EXERCISE REQUIREMENTS ▸
1. In the blog post, what did the book club leader cut to serve as a palate cleanser between honey samples?
2. Write out everything in the blog post from "Last week Chef" down to "and Pat Sharpe.".

PASSAGE FOR REVIEW ▸
• • •
Posted in February 2009

The Honey Spinner

feb2009honeyspinners-065On Saturday my Johnson’s Backyard Garden book club met to discuss The Honey Spinner and partake of a honey tasting. Leader Grit Ramuschkat had thoughtfully cut apple slices for a palate cleanser between samples, and there were different types of bread about. The Manuka variety honey from New Zealand was extraordinary. Its thickness compares to some of the creamy white floral honey from Hawaii I’ve enjoyed before. Manuka can be used medicinally on ulcers and other sensitive sites.

Colony Collapse Disorder – and displacement of bees and other natural resources in general – weighed heavily on the group’s minds as we discussed the book, but spirits lifted as we shared mint tea and honey.

Ooochi

Last week Chef Tyson Cole and his staff graciously hosted a group of food bloggers for a tasting at Uchi. The food was, unsurprisingly, delicious and the combinations of fish, vegetables and fruit, a marvel in my mouth. I was most delighted, however, with the assembled guests. Who knew Boots in the Oven were a pair! Dining in Austin, also! Rather than sink into despair over my solo blogger-dom, I relished visiting with Addie and Ian, reconnecting with Kate Thornberry and Pat Sharpe.

feb2009honeyspinners-062 Yellowtail with meyer lemon and cilantro. I did not take the chance to ask Tyson what particulars of the menu are procured locally, but I’m interested, of course.
• • •
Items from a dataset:

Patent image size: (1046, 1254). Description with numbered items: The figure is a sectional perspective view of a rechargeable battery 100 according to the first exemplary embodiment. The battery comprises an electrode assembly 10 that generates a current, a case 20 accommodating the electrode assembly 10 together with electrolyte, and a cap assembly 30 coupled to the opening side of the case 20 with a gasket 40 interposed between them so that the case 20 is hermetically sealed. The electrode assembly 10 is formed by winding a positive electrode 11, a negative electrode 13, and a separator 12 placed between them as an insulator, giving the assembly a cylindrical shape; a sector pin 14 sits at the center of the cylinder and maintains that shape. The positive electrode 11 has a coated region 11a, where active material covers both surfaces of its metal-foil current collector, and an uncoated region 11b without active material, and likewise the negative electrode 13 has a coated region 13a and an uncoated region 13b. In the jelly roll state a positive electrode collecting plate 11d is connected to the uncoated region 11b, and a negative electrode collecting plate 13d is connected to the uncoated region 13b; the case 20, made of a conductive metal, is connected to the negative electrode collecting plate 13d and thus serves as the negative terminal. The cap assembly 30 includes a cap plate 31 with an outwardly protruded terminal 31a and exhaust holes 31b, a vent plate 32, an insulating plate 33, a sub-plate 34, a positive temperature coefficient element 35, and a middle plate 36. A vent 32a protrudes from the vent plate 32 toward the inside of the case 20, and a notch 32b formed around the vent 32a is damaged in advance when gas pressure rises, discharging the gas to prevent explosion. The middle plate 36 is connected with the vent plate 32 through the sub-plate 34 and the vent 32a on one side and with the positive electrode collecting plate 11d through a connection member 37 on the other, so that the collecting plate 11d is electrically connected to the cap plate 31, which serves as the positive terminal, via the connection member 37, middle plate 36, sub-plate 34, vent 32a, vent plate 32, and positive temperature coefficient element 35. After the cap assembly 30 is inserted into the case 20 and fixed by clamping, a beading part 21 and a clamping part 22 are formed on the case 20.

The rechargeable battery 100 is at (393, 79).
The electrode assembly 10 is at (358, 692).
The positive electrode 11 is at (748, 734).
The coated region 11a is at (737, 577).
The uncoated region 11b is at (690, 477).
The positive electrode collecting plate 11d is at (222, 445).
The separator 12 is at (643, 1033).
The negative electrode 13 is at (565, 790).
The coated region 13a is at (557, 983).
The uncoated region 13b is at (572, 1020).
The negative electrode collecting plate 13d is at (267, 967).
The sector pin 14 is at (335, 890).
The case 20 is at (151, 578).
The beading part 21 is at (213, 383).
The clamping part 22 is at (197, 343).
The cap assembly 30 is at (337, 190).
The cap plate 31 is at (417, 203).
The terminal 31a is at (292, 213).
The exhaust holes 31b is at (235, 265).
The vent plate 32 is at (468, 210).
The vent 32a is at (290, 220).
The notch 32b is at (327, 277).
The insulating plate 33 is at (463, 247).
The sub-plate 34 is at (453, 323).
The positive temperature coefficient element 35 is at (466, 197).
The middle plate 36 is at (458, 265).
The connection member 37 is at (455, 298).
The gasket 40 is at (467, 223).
• • •
ANSWERS TO THE EXERCISES ▸
1. Apple slices.

2.
Last week Chef Tyson Cole and his staff graciously hosted a group of food bloggers for a tasting at Uchi. The food was, unsurprisingly, delicious and the combinations of fish, vegetables and fruit, a marvel in my mouth. I was most delighted, however, with the assembled guests. Who knew Boots in the Oven were a pair! Dining in Austin, also! Rather than sink into despair over my solo blogger-dom, I relished visiting with Addie and Ian, reconnecting with Kate Thornberry and Pat Sharpe.